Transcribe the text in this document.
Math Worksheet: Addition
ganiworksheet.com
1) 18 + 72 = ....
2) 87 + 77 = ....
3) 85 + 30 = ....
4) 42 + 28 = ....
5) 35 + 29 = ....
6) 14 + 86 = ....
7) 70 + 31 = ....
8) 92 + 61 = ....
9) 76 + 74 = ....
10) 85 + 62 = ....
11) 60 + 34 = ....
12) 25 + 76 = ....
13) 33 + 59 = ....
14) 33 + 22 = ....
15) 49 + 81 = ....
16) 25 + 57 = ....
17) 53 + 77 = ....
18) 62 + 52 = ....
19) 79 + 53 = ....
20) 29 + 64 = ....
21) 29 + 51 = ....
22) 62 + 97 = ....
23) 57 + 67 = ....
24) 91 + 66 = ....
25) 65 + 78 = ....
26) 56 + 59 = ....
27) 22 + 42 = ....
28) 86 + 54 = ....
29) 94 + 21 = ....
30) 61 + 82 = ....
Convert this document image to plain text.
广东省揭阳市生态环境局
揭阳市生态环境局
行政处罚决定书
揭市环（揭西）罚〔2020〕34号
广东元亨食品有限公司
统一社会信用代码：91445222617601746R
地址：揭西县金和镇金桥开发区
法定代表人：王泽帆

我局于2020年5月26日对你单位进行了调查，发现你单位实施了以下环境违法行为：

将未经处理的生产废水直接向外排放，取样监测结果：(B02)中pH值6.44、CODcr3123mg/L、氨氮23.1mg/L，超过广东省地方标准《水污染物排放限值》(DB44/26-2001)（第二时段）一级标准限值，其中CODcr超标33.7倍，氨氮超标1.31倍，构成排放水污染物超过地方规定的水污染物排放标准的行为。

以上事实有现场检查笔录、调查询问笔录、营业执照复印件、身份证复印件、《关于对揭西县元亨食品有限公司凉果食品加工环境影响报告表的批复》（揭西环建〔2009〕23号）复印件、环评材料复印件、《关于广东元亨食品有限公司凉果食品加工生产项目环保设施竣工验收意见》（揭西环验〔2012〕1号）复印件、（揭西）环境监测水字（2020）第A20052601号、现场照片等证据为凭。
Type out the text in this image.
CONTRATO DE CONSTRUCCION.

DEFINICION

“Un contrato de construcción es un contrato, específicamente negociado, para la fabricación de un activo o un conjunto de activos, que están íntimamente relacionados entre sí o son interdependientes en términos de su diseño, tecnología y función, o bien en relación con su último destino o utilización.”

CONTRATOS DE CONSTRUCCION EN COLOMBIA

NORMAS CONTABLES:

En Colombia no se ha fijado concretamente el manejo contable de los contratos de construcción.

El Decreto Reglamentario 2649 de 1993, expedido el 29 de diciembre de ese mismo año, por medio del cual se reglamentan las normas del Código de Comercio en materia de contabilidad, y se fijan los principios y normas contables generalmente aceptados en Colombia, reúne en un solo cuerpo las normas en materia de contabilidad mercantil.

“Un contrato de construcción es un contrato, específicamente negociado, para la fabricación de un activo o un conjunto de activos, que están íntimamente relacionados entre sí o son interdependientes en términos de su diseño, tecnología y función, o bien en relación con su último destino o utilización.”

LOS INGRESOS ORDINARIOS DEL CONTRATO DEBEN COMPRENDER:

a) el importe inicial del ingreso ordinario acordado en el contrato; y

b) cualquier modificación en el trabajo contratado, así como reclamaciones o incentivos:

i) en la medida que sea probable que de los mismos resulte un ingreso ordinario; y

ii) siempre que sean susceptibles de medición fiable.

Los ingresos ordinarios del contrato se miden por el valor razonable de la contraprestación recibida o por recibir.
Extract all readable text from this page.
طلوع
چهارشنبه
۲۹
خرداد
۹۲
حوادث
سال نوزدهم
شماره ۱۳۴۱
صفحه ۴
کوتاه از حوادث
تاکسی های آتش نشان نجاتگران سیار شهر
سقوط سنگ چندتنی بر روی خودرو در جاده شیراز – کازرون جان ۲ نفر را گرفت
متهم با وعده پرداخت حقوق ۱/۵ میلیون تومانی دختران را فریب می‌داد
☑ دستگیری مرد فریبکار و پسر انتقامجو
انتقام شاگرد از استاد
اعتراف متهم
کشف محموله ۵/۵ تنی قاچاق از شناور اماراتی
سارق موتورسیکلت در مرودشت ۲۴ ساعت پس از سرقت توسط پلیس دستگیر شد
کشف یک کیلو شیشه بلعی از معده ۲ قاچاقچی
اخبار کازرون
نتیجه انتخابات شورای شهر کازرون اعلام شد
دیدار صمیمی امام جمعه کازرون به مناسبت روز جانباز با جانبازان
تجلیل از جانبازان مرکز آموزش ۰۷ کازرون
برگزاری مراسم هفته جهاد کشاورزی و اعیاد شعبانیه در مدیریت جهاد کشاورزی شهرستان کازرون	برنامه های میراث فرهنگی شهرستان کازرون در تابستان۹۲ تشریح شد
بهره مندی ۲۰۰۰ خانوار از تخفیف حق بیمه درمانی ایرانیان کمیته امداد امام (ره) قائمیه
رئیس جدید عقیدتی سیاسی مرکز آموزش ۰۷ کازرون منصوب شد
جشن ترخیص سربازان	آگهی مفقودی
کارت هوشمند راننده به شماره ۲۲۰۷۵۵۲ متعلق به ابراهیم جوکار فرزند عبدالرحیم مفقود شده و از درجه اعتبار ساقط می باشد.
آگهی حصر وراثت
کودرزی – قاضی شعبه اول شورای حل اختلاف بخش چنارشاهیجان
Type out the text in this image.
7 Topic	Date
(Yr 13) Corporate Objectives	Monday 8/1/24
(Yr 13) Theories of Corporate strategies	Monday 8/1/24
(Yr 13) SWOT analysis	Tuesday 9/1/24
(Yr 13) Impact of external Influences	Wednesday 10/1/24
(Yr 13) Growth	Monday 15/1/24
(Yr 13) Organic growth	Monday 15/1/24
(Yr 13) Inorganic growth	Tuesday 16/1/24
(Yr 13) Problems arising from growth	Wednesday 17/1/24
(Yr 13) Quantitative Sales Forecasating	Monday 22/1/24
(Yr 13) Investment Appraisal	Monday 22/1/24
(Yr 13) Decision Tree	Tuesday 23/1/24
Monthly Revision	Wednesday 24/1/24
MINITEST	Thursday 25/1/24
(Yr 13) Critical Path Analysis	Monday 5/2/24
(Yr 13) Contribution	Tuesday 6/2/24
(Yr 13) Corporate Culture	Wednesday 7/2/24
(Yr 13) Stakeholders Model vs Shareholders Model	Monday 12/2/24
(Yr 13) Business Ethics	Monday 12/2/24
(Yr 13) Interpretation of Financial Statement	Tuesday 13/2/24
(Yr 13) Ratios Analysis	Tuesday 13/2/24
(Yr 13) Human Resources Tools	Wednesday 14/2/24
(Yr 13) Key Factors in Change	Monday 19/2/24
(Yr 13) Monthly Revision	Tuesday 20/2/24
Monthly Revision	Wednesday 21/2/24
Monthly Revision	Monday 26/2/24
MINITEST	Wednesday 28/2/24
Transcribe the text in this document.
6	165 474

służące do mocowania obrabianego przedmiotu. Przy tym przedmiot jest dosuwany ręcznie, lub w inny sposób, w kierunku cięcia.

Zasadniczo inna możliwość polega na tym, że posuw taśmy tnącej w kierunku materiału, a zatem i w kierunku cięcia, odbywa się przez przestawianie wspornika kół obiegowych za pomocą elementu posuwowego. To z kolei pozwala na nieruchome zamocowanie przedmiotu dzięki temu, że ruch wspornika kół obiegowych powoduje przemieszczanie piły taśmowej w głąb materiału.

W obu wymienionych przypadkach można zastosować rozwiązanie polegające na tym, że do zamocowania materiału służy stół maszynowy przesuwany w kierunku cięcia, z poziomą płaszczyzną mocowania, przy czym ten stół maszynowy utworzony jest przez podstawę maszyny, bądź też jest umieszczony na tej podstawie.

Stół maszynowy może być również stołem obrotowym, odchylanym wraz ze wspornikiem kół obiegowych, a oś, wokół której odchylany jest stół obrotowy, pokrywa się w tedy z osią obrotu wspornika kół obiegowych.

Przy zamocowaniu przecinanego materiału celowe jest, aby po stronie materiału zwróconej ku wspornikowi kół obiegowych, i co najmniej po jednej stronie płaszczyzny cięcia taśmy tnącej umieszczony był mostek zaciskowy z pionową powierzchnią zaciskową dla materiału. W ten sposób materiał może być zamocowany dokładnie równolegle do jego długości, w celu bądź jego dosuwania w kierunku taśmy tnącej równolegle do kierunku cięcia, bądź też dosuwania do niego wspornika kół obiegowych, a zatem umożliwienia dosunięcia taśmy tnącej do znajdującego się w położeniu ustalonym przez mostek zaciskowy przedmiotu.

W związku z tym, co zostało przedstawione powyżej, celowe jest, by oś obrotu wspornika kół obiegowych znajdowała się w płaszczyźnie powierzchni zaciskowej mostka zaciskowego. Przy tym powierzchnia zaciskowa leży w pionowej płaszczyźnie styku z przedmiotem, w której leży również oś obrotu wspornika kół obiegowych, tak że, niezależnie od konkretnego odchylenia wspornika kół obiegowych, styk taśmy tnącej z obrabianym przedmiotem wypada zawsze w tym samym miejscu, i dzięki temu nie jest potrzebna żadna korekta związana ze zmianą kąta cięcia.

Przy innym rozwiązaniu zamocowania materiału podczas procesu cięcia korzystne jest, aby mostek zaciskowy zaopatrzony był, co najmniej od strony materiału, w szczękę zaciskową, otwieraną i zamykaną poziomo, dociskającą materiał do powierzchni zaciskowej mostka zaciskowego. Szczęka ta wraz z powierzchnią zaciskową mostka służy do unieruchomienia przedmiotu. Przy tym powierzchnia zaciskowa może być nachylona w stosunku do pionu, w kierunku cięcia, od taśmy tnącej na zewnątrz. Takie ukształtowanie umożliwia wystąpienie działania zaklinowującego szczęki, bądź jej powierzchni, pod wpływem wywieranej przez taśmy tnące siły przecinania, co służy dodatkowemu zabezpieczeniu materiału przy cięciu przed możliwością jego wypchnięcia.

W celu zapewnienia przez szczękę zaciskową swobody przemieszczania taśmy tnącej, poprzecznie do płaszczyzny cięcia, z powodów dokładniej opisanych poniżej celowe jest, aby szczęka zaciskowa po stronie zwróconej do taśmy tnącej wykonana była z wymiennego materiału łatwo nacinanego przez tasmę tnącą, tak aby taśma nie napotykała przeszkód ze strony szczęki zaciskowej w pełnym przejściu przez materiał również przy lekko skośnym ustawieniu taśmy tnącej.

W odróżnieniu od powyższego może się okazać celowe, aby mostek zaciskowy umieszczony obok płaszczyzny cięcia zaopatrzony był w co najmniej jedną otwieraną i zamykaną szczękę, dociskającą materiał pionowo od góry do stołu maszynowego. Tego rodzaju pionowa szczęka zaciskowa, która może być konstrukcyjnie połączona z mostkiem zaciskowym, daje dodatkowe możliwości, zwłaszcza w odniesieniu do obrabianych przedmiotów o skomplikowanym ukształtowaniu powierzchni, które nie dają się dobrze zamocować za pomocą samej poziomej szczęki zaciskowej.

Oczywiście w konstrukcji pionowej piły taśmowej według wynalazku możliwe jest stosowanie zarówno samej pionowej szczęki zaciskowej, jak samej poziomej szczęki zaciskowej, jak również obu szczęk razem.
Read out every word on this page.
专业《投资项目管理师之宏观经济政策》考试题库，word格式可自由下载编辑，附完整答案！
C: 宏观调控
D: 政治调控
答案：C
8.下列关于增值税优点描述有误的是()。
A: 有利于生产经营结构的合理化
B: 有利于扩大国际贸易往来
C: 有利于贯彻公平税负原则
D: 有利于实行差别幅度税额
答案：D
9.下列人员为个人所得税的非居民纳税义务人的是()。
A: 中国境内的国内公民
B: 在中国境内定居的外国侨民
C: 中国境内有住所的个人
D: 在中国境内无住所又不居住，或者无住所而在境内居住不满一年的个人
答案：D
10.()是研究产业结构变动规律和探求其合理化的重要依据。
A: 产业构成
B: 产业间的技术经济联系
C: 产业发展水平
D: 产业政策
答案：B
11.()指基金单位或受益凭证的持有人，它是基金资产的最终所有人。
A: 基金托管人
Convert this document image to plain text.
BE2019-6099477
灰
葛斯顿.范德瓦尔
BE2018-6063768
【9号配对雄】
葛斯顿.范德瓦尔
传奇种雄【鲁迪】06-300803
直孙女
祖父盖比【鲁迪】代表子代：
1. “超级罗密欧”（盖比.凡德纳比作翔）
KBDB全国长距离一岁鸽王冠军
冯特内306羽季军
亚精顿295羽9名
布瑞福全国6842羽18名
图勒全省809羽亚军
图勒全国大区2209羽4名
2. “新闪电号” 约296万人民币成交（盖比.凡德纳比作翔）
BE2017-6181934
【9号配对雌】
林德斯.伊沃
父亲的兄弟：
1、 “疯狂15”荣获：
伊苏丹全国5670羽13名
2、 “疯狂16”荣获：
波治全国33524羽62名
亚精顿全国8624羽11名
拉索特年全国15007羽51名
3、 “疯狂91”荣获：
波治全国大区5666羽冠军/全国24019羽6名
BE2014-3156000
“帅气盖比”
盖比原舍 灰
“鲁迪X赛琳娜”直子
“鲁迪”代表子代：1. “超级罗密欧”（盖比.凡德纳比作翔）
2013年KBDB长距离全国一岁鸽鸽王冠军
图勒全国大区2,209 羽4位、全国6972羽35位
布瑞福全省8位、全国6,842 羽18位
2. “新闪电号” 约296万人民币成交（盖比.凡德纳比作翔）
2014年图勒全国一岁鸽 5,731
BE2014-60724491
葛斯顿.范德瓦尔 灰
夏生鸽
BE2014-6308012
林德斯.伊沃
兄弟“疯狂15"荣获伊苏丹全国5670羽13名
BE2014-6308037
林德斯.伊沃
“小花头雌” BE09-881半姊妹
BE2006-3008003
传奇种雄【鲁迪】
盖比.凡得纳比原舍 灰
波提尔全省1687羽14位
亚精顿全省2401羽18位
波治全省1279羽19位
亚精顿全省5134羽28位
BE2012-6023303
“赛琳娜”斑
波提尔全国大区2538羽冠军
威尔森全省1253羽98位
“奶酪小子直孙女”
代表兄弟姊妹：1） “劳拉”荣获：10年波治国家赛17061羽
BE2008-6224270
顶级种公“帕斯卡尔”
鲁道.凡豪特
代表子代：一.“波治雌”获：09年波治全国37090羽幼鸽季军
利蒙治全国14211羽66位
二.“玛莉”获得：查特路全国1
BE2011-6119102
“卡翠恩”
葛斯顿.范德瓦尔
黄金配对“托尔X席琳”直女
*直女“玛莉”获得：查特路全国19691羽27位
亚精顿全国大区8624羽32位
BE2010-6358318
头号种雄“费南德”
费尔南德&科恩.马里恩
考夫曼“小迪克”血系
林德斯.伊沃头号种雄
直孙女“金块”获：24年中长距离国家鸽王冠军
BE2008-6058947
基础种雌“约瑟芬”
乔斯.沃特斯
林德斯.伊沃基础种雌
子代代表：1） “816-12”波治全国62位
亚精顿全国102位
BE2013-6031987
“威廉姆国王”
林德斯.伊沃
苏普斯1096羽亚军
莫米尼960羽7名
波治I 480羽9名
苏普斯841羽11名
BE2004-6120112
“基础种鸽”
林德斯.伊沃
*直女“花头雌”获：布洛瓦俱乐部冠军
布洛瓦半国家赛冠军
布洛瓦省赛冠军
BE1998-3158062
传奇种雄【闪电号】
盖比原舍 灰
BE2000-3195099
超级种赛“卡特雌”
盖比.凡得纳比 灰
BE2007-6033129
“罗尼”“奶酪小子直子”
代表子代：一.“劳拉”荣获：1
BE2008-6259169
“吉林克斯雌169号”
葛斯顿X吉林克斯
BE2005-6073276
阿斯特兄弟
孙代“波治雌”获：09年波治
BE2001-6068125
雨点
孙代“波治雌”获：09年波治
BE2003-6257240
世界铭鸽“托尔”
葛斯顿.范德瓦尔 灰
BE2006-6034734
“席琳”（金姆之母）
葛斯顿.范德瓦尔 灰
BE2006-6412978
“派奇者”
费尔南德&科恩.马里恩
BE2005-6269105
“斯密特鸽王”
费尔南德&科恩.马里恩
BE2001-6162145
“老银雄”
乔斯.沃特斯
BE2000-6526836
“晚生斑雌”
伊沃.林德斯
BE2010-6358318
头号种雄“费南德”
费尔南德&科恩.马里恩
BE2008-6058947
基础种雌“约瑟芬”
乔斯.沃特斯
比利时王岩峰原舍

__What you should do__. Show all lines from the data above in which the word "CONSTRUCCION" appears.

__Result__.
CONTRATO DE CONSTRUCCION.
CONTRATOS DE CONSTRUCCION EN COLOMBIA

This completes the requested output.